- RECORDS TO PROCESS -
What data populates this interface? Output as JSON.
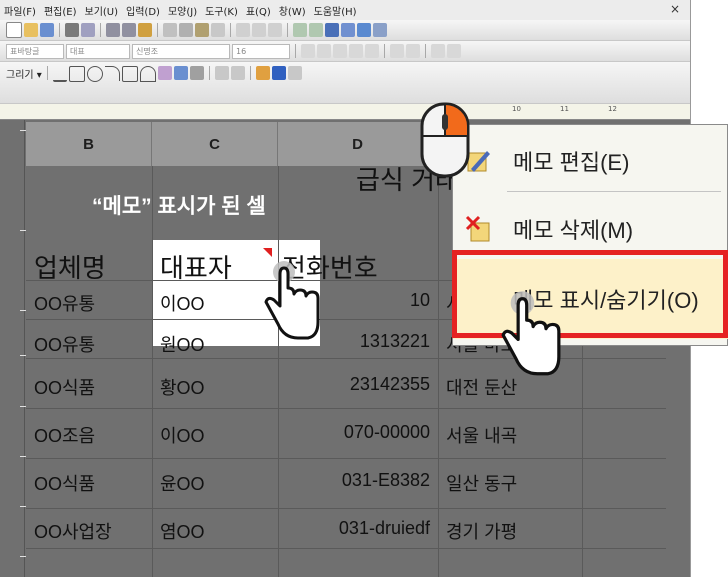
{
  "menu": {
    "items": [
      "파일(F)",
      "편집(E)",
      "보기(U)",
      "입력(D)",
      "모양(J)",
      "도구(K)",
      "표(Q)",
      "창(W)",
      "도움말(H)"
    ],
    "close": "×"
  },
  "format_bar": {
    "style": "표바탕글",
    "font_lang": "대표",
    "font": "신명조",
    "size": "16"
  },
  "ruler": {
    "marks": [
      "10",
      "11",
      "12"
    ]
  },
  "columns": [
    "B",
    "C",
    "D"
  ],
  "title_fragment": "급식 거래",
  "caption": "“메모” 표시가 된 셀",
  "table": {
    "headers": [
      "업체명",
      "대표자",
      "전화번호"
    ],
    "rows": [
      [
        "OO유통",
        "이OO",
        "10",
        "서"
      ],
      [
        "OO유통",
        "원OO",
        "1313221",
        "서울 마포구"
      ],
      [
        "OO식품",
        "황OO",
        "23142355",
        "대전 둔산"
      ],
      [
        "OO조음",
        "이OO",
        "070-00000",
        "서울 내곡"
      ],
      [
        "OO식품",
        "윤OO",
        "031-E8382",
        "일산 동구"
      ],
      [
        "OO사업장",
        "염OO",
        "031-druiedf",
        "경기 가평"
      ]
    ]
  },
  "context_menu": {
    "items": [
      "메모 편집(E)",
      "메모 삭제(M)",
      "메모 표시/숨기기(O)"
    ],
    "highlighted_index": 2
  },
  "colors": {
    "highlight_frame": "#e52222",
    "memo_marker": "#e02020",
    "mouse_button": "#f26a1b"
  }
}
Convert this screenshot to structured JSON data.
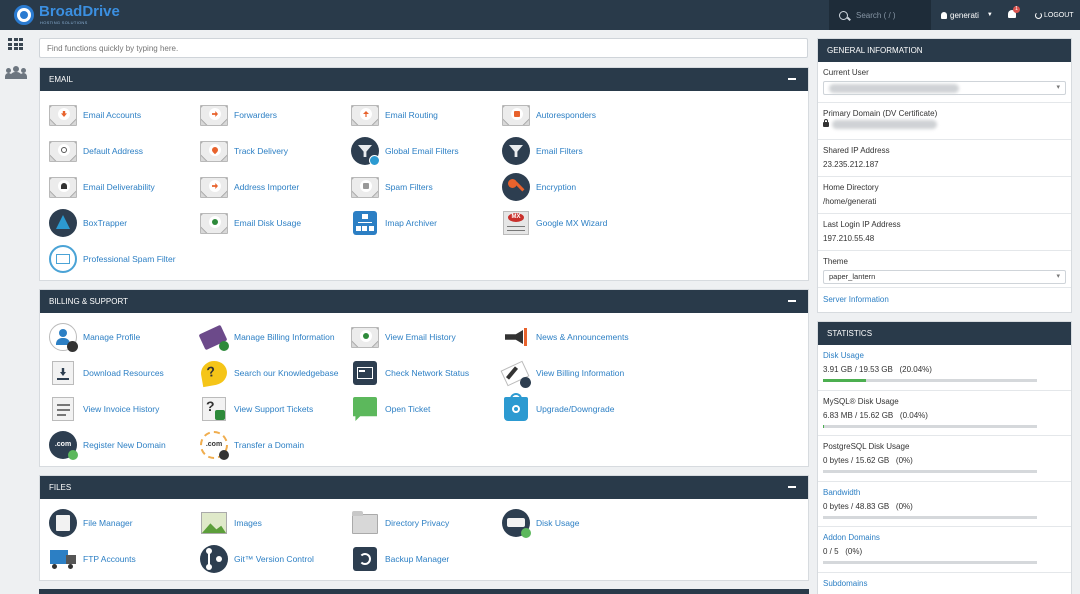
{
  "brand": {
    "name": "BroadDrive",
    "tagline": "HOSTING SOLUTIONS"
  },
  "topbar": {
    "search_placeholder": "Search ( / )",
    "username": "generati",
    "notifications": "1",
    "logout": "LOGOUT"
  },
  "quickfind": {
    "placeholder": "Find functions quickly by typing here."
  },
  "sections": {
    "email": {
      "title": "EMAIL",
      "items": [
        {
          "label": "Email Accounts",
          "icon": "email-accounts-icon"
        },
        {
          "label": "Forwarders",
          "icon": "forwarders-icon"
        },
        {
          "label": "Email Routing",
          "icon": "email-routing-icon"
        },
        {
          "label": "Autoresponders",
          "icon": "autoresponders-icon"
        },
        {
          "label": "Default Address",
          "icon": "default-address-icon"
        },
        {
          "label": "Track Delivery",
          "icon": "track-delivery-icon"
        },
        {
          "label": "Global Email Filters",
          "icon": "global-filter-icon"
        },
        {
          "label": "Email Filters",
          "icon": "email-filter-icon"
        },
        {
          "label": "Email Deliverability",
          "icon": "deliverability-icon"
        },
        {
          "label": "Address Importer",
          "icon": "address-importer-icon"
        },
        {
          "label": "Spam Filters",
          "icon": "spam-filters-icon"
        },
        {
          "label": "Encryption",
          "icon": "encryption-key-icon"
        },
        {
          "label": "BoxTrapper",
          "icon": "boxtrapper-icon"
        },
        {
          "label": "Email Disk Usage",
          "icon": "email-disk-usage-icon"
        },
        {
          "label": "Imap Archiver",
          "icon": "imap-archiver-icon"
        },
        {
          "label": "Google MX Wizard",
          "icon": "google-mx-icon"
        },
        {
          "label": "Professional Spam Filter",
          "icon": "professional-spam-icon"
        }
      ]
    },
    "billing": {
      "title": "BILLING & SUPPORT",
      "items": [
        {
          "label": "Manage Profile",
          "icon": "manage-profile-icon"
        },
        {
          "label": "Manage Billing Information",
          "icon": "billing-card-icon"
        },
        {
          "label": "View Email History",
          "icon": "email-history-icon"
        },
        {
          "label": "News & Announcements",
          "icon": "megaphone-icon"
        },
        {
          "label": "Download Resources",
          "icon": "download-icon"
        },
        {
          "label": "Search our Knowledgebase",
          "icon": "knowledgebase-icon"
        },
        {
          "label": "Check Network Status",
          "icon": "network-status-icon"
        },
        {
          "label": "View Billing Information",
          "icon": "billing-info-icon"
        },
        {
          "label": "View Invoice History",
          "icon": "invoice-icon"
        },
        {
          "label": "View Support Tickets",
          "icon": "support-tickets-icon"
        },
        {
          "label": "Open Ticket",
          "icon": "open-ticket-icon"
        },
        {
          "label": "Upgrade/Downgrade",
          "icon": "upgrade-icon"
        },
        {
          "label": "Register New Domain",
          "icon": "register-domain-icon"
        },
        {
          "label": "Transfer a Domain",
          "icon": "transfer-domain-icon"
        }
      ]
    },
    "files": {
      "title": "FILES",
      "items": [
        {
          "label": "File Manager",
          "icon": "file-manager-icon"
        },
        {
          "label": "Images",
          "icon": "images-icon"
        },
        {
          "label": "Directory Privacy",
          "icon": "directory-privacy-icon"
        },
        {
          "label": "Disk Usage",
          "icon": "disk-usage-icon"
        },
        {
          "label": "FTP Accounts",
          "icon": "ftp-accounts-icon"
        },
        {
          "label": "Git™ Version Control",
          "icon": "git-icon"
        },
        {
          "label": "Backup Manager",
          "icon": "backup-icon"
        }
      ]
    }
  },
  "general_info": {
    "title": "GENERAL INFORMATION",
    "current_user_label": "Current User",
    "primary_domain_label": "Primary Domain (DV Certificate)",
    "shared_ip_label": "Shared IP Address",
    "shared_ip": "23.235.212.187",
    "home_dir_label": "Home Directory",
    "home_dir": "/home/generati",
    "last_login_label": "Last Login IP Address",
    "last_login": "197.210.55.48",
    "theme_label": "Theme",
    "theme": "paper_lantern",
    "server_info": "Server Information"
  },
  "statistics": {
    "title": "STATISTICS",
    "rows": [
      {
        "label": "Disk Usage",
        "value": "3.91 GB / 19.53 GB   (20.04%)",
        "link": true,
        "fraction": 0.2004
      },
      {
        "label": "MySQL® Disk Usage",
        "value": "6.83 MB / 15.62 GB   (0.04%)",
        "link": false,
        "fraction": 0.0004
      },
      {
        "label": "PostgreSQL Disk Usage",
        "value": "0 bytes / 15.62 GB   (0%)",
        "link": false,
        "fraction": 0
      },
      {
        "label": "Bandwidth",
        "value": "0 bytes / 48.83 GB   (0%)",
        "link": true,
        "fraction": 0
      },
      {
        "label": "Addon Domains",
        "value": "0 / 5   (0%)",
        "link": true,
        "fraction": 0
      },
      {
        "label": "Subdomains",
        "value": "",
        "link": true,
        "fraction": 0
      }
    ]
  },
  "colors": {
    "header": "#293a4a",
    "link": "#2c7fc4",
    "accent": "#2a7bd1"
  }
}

- THE EXERCISE -
Leave out the pictures and transcribe everything else exactly.

- OUTPUT BELOW -
What data populates this interface? Output as JSON.
{
  "menu": {
    "items": [
      "파일(F)",
      "편집(E)",
      "보기(U)",
      "입력(D)",
      "모양(J)",
      "도구(K)",
      "표(Q)",
      "창(W)",
      "도움말(H)"
    ],
    "close": "×"
  },
  "format_bar": {
    "style": "표바탕글",
    "font_lang": "대표",
    "font": "신명조",
    "size": "16"
  },
  "ruler": {
    "marks": [
      "10",
      "11",
      "12"
    ]
  },
  "columns": [
    "B",
    "C",
    "D"
  ],
  "title_fragment": "급식 거래",
  "caption": "“메모” 표시가 된 셀",
  "table": {
    "headers": [
      "업체명",
      "대표자",
      "전화번호"
    ],
    "rows": [
      [
        "OO유통",
        "이OO",
        "10",
        "서"
      ],
      [
        "OO유통",
        "원OO",
        "1313221",
        "서울 마포구"
      ],
      [
        "OO식품",
        "황OO",
        "23142355",
        "대전 둔산"
      ],
      [
        "OO조음",
        "이OO",
        "070-00000",
        "서울 내곡"
      ],
      [
        "OO식품",
        "윤OO",
        "031-E8382",
        "일산 동구"
      ],
      [
        "OO사업장",
        "염OO",
        "031-druiedf",
        "경기 가평"
      ]
    ]
  },
  "context_menu": {
    "items": [
      "메모 편집(E)",
      "메모 삭제(M)",
      "메모 표시/숨기기(O)"
    ],
    "highlighted_index": 2
  },
  "colors": {
    "highlight_frame": "#e52222",
    "memo_marker": "#e02020",
    "mouse_button": "#f26a1b"
  }
}
Convert this screenshot to structured JSON data.
{
  "brand": {
    "name": "BroadDrive",
    "tagline": "HOSTING SOLUTIONS"
  },
  "topbar": {
    "search_placeholder": "Search ( / )",
    "username": "generati",
    "notifications": "1",
    "logout": "LOGOUT"
  },
  "quickfind": {
    "placeholder": "Find functions quickly by typing here."
  },
  "sections": {
    "email": {
      "title": "EMAIL",
      "items": [
        {
          "label": "Email Accounts",
          "icon": "email-accounts-icon"
        },
        {
          "label": "Forwarders",
          "icon": "forwarders-icon"
        },
        {
          "label": "Email Routing",
          "icon": "email-routing-icon"
        },
        {
          "label": "Autoresponders",
          "icon": "autoresponders-icon"
        },
        {
          "label": "Default Address",
          "icon": "default-address-icon"
        },
        {
          "label": "Track Delivery",
          "icon": "track-delivery-icon"
        },
        {
          "label": "Global Email Filters",
          "icon": "global-filter-icon"
        },
        {
          "label": "Email Filters",
          "icon": "email-filter-icon"
        },
        {
          "label": "Email Deliverability",
          "icon": "deliverability-icon"
        },
        {
          "label": "Address Importer",
          "icon": "address-importer-icon"
        },
        {
          "label": "Spam Filters",
          "icon": "spam-filters-icon"
        },
        {
          "label": "Encryption",
          "icon": "encryption-key-icon"
        },
        {
          "label": "BoxTrapper",
          "icon": "boxtrapper-icon"
        },
        {
          "label": "Email Disk Usage",
          "icon": "email-disk-usage-icon"
        },
        {
          "label": "Imap Archiver",
          "icon": "imap-archiver-icon"
        },
        {
          "label": "Google MX Wizard",
          "icon": "google-mx-icon"
        },
        {
          "label": "Professional Spam Filter",
          "icon": "professional-spam-icon"
        }
      ]
    },
    "billing": {
      "title": "BILLING & SUPPORT",
      "items": [
        {
          "label": "Manage Profile",
          "icon": "manage-profile-icon"
        },
        {
          "label": "Manage Billing Information",
          "icon": "billing-card-icon"
        },
        {
          "label": "View Email History",
          "icon": "email-history-icon"
        },
        {
          "label": "News & Announcements",
          "icon": "megaphone-icon"
        },
        {
          "label": "Download Resources",
          "icon": "download-icon"
        },
        {
          "label": "Search our Knowledgebase",
          "icon": "knowledgebase-icon"
        },
        {
          "label": "Check Network Status",
          "icon": "network-status-icon"
        },
        {
          "label": "View Billing Information",
          "icon": "billing-info-icon"
        },
        {
          "label": "View Invoice History",
          "icon": "invoice-icon"
        },
        {
          "label": "View Support Tickets",
          "icon": "support-tickets-icon"
        },
        {
          "label": "Open Ticket",
          "icon": "open-ticket-icon"
        },
        {
          "label": "Upgrade/Downgrade",
          "icon": "upgrade-icon"
        },
        {
          "label": "Register New Domain",
          "icon": "register-domain-icon"
        },
        {
          "label": "Transfer a Domain",
          "icon": "transfer-domain-icon"
        }
      ]
    },
    "files": {
      "title": "FILES",
      "items": [
        {
          "label": "File Manager",
          "icon": "file-manager-icon"
        },
        {
          "label": "Images",
          "icon": "images-icon"
        },
        {
          "label": "Directory Privacy",
          "icon": "directory-privacy-icon"
        },
        {
          "label": "Disk Usage",
          "icon": "disk-usage-icon"
        },
        {
          "label": "FTP Accounts",
          "icon": "ftp-accounts-icon"
        },
        {
          "label": "Git™ Version Control",
          "icon": "git-icon"
        },
        {
          "label": "Backup Manager",
          "icon": "backup-icon"
        }
      ]
    }
  },
  "general_info": {
    "title": "GENERAL INFORMATION",
    "current_user_label": "Current User",
    "primary_domain_label": "Primary Domain (DV Certificate)",
    "shared_ip_label": "Shared IP Address",
    "shared_ip": "23.235.212.187",
    "home_dir_label": "Home Directory",
    "home_dir": "/home/generati",
    "last_login_label": "Last Login IP Address",
    "last_login": "197.210.55.48",
    "theme_label": "Theme",
    "theme": "paper_lantern",
    "server_info": "Server Information"
  },
  "statistics": {
    "title": "STATISTICS",
    "rows": [
      {
        "label": "Disk Usage",
        "value": "3.91 GB / 19.53 GB   (20.04%)",
        "link": true,
        "fraction": 0.2004
      },
      {
        "label": "MySQL® Disk Usage",
        "value": "6.83 MB / 15.62 GB   (0.04%)",
        "link": false,
        "fraction": 0.0004
      },
      {
        "label": "PostgreSQL Disk Usage",
        "value": "0 bytes / 15.62 GB   (0%)",
        "link": false,
        "fraction": 0
      },
      {
        "label": "Bandwidth",
        "value": "0 bytes / 48.83 GB   (0%)",
        "link": true,
        "fraction": 0
      },
      {
        "label": "Addon Domains",
        "value": "0 / 5   (0%)",
        "link": true,
        "fraction": 0
      },
      {
        "label": "Subdomains",
        "value": "",
        "link": true,
        "fraction": 0
      }
    ]
  },
  "colors": {
    "header": "#293a4a",
    "link": "#2c7fc4",
    "accent": "#2a7bd1"
  }
}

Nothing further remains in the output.